Exercise instructions
Print all entries precisely as they are written.

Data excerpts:
--

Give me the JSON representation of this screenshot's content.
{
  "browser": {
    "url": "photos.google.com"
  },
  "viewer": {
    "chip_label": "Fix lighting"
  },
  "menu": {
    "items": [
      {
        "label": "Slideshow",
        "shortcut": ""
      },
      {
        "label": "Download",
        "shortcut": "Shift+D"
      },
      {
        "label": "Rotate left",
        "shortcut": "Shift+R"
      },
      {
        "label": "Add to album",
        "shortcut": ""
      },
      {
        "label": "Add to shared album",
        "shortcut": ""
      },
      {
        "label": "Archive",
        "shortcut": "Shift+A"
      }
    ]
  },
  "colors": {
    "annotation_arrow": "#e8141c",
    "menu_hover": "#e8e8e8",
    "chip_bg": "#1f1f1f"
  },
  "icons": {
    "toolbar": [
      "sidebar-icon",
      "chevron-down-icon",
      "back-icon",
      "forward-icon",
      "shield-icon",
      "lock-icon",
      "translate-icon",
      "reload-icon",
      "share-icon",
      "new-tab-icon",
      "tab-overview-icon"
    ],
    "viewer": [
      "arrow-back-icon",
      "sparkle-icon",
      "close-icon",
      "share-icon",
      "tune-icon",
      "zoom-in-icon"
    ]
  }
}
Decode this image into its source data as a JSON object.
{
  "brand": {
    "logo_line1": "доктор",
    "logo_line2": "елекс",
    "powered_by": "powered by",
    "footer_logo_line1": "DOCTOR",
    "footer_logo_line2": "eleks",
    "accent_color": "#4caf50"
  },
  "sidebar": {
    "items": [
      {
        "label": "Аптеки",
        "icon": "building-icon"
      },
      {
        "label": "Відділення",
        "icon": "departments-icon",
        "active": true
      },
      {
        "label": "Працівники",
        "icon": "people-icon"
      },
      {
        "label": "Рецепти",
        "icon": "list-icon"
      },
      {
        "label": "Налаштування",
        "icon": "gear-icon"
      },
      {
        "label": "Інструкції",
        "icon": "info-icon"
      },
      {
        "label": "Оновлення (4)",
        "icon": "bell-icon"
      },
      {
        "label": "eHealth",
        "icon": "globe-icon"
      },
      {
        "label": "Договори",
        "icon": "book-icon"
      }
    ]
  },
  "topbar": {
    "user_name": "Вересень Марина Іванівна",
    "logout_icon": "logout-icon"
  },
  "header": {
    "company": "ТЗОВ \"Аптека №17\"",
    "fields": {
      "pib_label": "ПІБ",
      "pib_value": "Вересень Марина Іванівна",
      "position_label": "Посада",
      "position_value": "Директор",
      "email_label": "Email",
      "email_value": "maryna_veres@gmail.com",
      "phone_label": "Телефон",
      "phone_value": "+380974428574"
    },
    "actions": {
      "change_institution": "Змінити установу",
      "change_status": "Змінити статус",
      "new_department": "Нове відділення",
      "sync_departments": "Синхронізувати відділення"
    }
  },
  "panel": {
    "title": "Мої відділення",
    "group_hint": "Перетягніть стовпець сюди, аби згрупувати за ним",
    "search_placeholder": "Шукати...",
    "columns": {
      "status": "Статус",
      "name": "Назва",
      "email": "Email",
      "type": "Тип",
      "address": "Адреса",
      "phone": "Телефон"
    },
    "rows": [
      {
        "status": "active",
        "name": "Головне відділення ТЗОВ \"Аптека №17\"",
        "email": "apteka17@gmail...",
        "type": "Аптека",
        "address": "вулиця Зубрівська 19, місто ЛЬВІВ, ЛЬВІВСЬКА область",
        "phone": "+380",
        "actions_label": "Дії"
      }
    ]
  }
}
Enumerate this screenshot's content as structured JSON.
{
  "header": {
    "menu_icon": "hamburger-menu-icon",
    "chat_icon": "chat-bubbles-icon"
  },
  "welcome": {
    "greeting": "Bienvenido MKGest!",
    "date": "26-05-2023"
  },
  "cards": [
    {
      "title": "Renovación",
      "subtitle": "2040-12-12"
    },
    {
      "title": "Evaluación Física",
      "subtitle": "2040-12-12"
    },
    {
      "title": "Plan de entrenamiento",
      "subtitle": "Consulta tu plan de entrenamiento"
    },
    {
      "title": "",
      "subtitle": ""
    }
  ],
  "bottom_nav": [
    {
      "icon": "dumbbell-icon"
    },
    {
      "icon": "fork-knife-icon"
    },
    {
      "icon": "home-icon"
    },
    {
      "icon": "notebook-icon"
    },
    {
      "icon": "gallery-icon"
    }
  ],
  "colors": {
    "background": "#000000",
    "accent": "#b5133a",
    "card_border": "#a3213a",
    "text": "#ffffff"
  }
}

--

Final result
Give me the JSON representation of this screenshot's content.
{
  "browser": {
    "url": "photos.google.com"
  },
  "viewer": {
    "chip_label": "Fix lighting"
  },
  "menu": {
    "items": [
      {
        "label": "Slideshow",
        "shortcut": ""
      },
      {
        "label": "Download",
        "shortcut": "Shift+D"
      },
      {
        "label": "Rotate left",
        "shortcut": "Shift+R"
      },
      {
        "label": "Add to album",
        "shortcut": ""
      },
      {
        "label": "Add to shared album",
        "shortcut": ""
      },
      {
        "label": "Archive",
        "shortcut": "Shift+A"
      }
    ]
  },
  "colors": {
    "annotation_arrow": "#e8141c",
    "menu_hover": "#e8e8e8",
    "chip_bg": "#1f1f1f"
  },
  "icons": {
    "toolbar": [
      "sidebar-icon",
      "chevron-down-icon",
      "back-icon",
      "forward-icon",
      "shield-icon",
      "lock-icon",
      "translate-icon",
      "reload-icon",
      "share-icon",
      "new-tab-icon",
      "tab-overview-icon"
    ],
    "viewer": [
      "arrow-back-icon",
      "sparkle-icon",
      "close-icon",
      "share-icon",
      "tune-icon",
      "zoom-in-icon"
    ]
  }
}
Decode this image into its source data as a JSON object.
{
  "brand": {
    "logo_line1": "доктор",
    "logo_line2": "елекс",
    "powered_by": "powered by",
    "footer_logo_line1": "DOCTOR",
    "footer_logo_line2": "eleks",
    "accent_color": "#4caf50"
  },
  "sidebar": {
    "items": [
      {
        "label": "Аптеки",
        "icon": "building-icon"
      },
      {
        "label": "Відділення",
        "icon": "departments-icon",
        "active": true
      },
      {
        "label": "Працівники",
        "icon": "people-icon"
      },
      {
        "label": "Рецепти",
        "icon": "list-icon"
      },
      {
        "label": "Налаштування",
        "icon": "gear-icon"
      },
      {
        "label": "Інструкції",
        "icon": "info-icon"
      },
      {
        "label": "Оновлення (4)",
        "icon": "bell-icon"
      },
      {
        "label": "eHealth",
        "icon": "globe-icon"
      },
      {
        "label": "Договори",
        "icon": "book-icon"
      }
    ]
  },
  "topbar": {
    "user_name": "Вересень Марина Іванівна",
    "logout_icon": "logout-icon"
  },
  "header": {
    "company": "ТЗОВ \"Аптека №17\"",
    "fields": {
      "pib_label": "ПІБ",
      "pib_value": "Вересень Марина Іванівна",
      "position_label": "Посада",
      "position_value": "Директор",
      "email_label": "Email",
      "email_value": "maryna_veres@gmail.com",
      "phone_label": "Телефон",
      "phone_value": "+380974428574"
    },
    "actions": {
      "change_institution": "Змінити установу",
      "change_status": "Змінити статус",
      "new_department": "Нове відділення",
      "sync_departments": "Синхронізувати відділення"
    }
  },
  "panel": {
    "title": "Мої відділення",
    "group_hint": "Перетягніть стовпець сюди, аби згрупувати за ним",
    "search_placeholder": "Шукати...",
    "columns": {
      "status": "Статус",
      "name": "Назва",
      "email": "Email",
      "type": "Тип",
      "address": "Адреса",
      "phone": "Телефон"
    },
    "rows": [
      {
        "status": "active",
        "name": "Головне відділення ТЗОВ \"Аптека №17\"",
        "email": "apteka17@gmail...",
        "type": "Аптека",
        "address": "вулиця Зубрівська 19, місто ЛЬВІВ, ЛЬВІВСЬКА область",
        "phone": "+380",
        "actions_label": "Дії"
      }
    ]
  }
}
Enumerate this screenshot's content as structured JSON.
{
  "header": {
    "menu_icon": "hamburger-menu-icon",
    "chat_icon": "chat-bubbles-icon"
  },
  "welcome": {
    "greeting": "Bienvenido MKGest!",
    "date": "26-05-2023"
  },
  "cards": [
    {
      "title": "Renovación",
      "subtitle": "2040-12-12"
    },
    {
      "title": "Evaluación Física",
      "subtitle": "2040-12-12"
    },
    {
      "title": "Plan de entrenamiento",
      "subtitle": "Consulta tu plan de entrenamiento"
    },
    {
      "title": "",
      "subtitle": ""
    }
  ],
  "bottom_nav": [
    {
      "icon": "dumbbell-icon"
    },
    {
      "icon": "fork-knife-icon"
    },
    {
      "icon": "home-icon"
    },
    {
      "icon": "notebook-icon"
    },
    {
      "icon": "gallery-icon"
    }
  ],
  "colors": {
    "background": "#000000",
    "accent": "#b5133a",
    "card_border": "#a3213a",
    "text": "#ffffff"
  }
}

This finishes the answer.